▸ The request
Copy every line of the material below word for word.

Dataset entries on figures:
──────────
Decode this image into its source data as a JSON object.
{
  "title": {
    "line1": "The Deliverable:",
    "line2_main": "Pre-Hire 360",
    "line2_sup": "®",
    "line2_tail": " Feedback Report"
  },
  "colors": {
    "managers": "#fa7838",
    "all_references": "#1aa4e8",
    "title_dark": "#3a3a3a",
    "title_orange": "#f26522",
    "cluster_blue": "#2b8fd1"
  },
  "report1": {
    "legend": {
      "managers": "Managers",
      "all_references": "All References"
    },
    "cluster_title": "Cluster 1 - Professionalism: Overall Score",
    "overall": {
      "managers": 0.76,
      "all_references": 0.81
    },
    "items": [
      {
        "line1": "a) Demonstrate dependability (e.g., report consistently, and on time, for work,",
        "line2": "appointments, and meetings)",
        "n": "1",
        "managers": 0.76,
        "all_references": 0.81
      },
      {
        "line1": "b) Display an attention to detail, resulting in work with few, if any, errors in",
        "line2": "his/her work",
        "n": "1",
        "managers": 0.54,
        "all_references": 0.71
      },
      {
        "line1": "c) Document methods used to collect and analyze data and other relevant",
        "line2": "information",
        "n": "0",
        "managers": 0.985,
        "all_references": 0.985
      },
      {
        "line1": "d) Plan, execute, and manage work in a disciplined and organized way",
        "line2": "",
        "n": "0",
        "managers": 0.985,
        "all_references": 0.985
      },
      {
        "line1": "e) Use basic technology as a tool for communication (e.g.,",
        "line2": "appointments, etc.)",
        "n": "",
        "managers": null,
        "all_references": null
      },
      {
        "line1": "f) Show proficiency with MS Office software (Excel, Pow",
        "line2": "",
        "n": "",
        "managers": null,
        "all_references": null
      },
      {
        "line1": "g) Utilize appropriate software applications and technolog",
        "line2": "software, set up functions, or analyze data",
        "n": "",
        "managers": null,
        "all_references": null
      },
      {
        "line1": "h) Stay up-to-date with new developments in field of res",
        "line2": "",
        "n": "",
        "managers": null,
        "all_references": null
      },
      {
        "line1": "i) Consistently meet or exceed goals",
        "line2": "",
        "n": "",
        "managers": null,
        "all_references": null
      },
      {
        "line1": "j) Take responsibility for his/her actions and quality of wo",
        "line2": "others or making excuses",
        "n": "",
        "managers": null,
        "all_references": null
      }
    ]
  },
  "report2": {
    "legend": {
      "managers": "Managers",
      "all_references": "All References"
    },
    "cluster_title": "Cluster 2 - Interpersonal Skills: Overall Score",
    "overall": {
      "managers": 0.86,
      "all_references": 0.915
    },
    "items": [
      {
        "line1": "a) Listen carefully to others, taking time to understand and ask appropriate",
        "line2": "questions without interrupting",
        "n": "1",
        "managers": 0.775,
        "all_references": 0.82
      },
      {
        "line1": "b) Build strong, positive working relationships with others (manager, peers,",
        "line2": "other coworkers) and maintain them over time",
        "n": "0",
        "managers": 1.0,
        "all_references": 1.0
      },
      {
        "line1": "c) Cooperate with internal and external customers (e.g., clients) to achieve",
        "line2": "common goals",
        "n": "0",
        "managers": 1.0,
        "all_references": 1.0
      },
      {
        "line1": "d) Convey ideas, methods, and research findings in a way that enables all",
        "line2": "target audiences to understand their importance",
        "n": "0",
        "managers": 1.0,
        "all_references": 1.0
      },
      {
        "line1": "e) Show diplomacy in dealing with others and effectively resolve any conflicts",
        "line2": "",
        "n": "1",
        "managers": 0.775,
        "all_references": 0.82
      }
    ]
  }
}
──────────
▸ Correct answer
Decode this image into its source data as a JSON object.
{
  "title": {
    "line1": "The Deliverable:",
    "line2_main": "Pre-Hire 360",
    "line2_sup": "®",
    "line2_tail": " Feedback Report"
  },
  "colors": {
    "managers": "#fa7838",
    "all_references": "#1aa4e8",
    "title_dark": "#3a3a3a",
    "title_orange": "#f26522",
    "cluster_blue": "#2b8fd1"
  },
  "report1": {
    "legend": {
      "managers": "Managers",
      "all_references": "All References"
    },
    "cluster_title": "Cluster 1 - Professionalism: Overall Score",
    "overall": {
      "managers": 0.76,
      "all_references": 0.81
    },
    "items": [
      {
        "line1": "a) Demonstrate dependability (e.g., report consistently, and on time, for work,",
        "line2": "appointments, and meetings)",
        "n": "1",
        "managers": 0.76,
        "all_references": 0.81
      },
      {
        "line1": "b) Display an attention to detail, resulting in work with few, if any, errors in",
        "line2": "his/her work",
        "n": "1",
        "managers": 0.54,
        "all_references": 0.71
      },
      {
        "line1": "c) Document methods used to collect and analyze data and other relevant",
        "line2": "information",
        "n": "0",
        "managers": 0.985,
        "all_references": 0.985
      },
      {
        "line1": "d) Plan, execute, and manage work in a disciplined and organized way",
        "line2": "",
        "n": "0",
        "managers": 0.985,
        "all_references": 0.985
      },
      {
        "line1": "e) Use basic technology as a tool for communication (e.g.,",
        "line2": "appointments, etc.)",
        "n": "",
        "managers": null,
        "all_references": null
      },
      {
        "line1": "f) Show proficiency with MS Office software (Excel, Pow",
        "line2": "",
        "n": "",
        "managers": null,
        "all_references": null
      },
      {
        "line1": "g) Utilize appropriate software applications and technolog",
        "line2": "software, set up functions, or analyze data",
        "n": "",
        "managers": null,
        "all_references": null
      },
      {
        "line1": "h) Stay up-to-date with new developments in field of res",
        "line2": "",
        "n": "",
        "managers": null,
        "all_references": null
      },
      {
        "line1": "i) Consistently meet or exceed goals",
        "line2": "",
        "n": "",
        "managers": null,
        "all_references": null
      },
      {
        "line1": "j) Take responsibility for his/her actions and quality of wo",
        "line2": "others or making excuses",
        "n": "",
        "managers": null,
        "all_references": null
      }
    ]
  },
  "report2": {
    "legend": {
      "managers": "Managers",
      "all_references": "All References"
    },
    "cluster_title": "Cluster 2 - Interpersonal Skills: Overall Score",
    "overall": {
      "managers": 0.86,
      "all_references": 0.915
    },
    "items": [
      {
        "line1": "a) Listen carefully to others, taking time to understand and ask appropriate",
        "line2": "questions without interrupting",
        "n": "1",
        "managers": 0.775,
        "all_references": 0.82
      },
      {
        "line1": "b) Build strong, positive working relationships with others (manager, peers,",
        "line2": "other coworkers) and maintain them over time",
        "n": "0",
        "managers": 1.0,
        "all_references": 1.0
      },
      {
        "line1": "c) Cooperate with internal and external customers (e.g., clients) to achieve",
        "line2": "common goals",
        "n": "0",
        "managers": 1.0,
        "all_references": 1.0
      },
      {
        "line1": "d) Convey ideas, methods, and research findings in a way that enables all",
        "line2": "target audiences to understand their importance",
        "n": "0",
        "managers": 1.0,
        "all_references": 1.0
      },
      {
        "line1": "e) Show diplomacy in dealing with others and effectively resolve any conflicts",
        "line2": "",
        "n": "1",
        "managers": 0.775,
        "all_references": 0.82
      }
    ]
  }
}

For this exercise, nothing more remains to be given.